start DOCUMENT EXTRACT

# manual throttle body adaption??



## twistedjet (Sep 15, 2009)

i disconnected my battery to install my stereo, and i've been reading that i need to adapt the throttle body once reconnecting the battery. 

I don't have vag-com so i was wondering if there's a manual solution. I've heard different things like open the hood and door, and leave the key in the "on" position. 

Not sure if this is correct so asking for your expertise. THANKS


----------



## McBee (Aug 11, 2006)

No, VAGcom is the only way to do a full adaptation. 

Just give it a test drive. It will most likely drive fine. It's more for good measure than anything (unless you are replacing/cleaning the TB).


----------



## 86crapper (Nov 22, 2001)

there is a manual way to do it without vag-com...can't remeber how, links not working to old info, someone should let you know. Something like turn key to "on" position for 2 minutes and then start. Wait for another response though


----------



## TheBossQ (Aug 15, 2009)

86crapper said:


> there is a manual way to do it without vag-com...can't remeber how, links not working to old info, someone should let you know. Something like turn key to "on" position for 2 minutes and then start. Wait for another response though


 Disconnect the negative battery cable for at least 10 minutes. Reconnect cable. Key On Engine Off (KOEO), should send it into adaptation.


----------



## TheBossQ (Aug 15, 2009)

_I found this procedure that skips resetting the ECU. I am going to try it._ 

*Turn the key to the on position, the position just before the starter turns over. 

Press the gas pedal to the floor with the key in the "on" position. 

Hold the pedal to the floor for five seconds, then turn the key back to the "off" position(don't remove the key), then release the gas pedal.

end DOCUMENT EXTRACT
start DATA LINES

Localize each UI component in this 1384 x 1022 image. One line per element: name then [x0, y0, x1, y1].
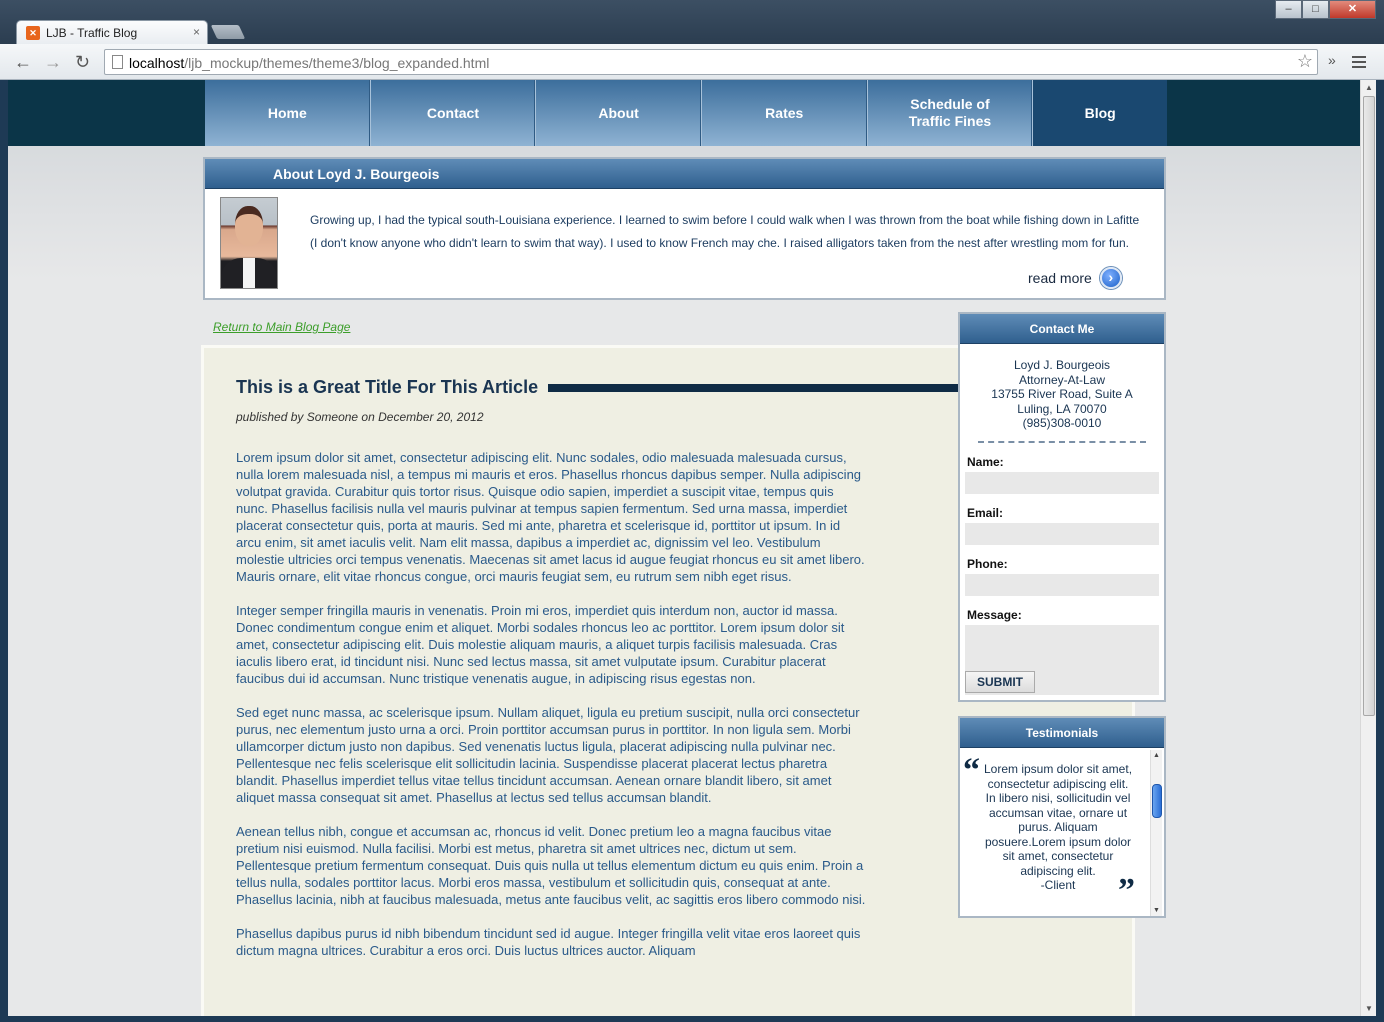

end DATA LINES

## BRIEF
Quote the throttle body thread word for word, starting with "Just give it" and going on through "(Nov 22, 2001)".

## RESPONSE TO THE EXERCISE
Just give it a test drive. It will most likely drive fine. It's more for good measure than anything (unless you are replacing/cleaning the TB).


----------



## 86crapper (Nov 22, 2001)